'''

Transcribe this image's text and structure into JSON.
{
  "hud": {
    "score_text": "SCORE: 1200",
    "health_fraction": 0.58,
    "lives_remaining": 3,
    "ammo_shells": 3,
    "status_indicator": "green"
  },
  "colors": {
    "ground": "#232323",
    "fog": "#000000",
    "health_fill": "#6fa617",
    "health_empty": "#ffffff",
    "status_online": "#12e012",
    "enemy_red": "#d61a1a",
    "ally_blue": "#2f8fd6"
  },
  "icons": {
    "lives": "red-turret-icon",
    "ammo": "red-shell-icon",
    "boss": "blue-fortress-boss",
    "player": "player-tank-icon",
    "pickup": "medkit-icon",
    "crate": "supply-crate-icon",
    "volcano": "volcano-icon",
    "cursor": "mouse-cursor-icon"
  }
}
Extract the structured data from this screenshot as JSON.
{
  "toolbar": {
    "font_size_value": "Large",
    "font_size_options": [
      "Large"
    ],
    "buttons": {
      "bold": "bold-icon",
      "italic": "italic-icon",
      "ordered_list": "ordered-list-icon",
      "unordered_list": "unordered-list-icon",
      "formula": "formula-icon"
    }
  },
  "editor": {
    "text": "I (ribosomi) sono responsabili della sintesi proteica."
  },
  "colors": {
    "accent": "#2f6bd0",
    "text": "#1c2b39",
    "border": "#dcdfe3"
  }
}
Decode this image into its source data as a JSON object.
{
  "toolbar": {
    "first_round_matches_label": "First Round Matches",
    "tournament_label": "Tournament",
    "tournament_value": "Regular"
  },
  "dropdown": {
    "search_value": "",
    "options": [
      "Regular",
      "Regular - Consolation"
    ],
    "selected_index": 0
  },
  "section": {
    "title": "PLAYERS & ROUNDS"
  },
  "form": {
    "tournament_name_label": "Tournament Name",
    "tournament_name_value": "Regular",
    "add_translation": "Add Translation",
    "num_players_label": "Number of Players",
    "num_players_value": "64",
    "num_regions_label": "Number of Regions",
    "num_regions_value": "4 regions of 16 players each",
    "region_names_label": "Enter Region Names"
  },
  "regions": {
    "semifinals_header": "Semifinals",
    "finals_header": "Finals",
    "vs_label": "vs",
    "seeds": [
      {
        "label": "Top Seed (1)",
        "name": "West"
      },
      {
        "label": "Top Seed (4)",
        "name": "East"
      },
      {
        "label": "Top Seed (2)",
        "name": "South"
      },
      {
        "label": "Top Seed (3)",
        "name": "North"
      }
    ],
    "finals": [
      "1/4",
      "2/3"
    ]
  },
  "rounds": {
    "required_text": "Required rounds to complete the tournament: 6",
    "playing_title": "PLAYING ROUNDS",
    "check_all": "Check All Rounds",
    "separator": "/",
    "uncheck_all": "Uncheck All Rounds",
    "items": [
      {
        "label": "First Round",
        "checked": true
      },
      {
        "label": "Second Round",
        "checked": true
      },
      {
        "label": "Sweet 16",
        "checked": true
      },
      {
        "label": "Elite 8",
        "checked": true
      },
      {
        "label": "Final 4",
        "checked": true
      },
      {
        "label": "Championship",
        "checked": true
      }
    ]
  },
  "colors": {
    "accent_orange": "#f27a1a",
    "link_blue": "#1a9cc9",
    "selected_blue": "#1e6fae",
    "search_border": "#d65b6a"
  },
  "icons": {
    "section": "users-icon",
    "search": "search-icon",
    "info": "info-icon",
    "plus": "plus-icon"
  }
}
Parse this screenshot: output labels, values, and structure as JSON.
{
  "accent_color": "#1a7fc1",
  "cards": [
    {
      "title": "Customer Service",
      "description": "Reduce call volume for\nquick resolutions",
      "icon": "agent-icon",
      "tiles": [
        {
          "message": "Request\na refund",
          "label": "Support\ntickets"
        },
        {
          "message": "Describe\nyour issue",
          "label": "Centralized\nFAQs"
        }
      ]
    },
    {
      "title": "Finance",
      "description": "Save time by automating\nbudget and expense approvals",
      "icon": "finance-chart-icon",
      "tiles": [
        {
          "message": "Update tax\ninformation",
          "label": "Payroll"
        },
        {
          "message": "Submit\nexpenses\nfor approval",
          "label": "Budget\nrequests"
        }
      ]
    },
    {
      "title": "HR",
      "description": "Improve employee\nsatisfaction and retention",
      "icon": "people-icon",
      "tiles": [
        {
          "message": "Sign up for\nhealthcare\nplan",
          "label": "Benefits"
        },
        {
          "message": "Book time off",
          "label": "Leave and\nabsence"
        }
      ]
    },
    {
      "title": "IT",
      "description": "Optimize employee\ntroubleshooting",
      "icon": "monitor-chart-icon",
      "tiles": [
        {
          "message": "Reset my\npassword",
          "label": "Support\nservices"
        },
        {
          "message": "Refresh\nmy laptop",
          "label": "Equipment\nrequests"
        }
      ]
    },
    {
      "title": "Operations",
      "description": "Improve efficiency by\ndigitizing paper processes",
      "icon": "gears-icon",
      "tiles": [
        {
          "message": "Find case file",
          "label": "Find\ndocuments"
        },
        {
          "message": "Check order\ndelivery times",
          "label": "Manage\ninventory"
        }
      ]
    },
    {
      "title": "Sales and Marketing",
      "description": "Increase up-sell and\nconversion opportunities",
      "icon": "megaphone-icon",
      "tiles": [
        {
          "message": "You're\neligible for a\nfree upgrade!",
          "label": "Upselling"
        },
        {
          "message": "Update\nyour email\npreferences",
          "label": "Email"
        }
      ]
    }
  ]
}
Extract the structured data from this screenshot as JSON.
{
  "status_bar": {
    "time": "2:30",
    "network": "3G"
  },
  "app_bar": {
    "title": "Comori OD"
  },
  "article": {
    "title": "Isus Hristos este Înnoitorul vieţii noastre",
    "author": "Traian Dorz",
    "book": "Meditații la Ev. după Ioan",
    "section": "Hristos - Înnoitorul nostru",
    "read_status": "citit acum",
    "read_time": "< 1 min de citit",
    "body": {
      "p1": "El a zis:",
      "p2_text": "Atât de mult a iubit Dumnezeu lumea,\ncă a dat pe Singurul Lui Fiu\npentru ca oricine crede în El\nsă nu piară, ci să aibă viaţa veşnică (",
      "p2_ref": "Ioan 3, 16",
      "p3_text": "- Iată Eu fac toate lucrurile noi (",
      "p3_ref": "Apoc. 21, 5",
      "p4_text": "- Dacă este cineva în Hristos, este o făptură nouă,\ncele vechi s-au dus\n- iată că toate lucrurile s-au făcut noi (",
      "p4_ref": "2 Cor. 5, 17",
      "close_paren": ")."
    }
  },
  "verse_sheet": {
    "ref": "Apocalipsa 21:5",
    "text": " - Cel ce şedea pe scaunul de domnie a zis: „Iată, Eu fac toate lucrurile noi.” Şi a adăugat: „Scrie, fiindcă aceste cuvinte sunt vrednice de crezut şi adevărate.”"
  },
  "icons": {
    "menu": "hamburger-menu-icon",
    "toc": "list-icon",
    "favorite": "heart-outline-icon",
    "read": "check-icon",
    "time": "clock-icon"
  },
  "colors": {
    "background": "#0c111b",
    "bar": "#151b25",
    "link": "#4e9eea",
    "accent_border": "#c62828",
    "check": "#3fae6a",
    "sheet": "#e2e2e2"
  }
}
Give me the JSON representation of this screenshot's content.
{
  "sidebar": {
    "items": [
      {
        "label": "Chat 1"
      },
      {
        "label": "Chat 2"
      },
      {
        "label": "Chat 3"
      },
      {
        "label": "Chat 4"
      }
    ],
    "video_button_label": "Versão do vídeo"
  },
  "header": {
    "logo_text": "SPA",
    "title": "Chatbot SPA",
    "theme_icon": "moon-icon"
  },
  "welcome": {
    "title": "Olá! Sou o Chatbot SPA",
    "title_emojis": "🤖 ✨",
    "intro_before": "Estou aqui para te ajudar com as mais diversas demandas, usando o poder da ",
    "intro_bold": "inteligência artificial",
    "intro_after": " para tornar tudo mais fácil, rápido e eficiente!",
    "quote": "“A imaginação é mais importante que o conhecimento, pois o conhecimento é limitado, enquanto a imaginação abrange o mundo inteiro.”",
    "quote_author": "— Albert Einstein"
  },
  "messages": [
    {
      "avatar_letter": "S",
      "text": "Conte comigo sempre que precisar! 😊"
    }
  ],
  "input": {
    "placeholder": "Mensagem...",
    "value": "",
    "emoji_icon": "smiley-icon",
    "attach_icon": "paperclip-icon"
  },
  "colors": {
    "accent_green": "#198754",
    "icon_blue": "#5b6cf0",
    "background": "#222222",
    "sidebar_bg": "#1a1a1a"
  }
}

'''

> EXERCISE DIRECTIONS
Give every line of the material that includes the string "Chatbot".

> COMPLETED EXERCISE
    "title": "Chatbot SPA",
    "title": "Olá! Sou o Chatbot SPA",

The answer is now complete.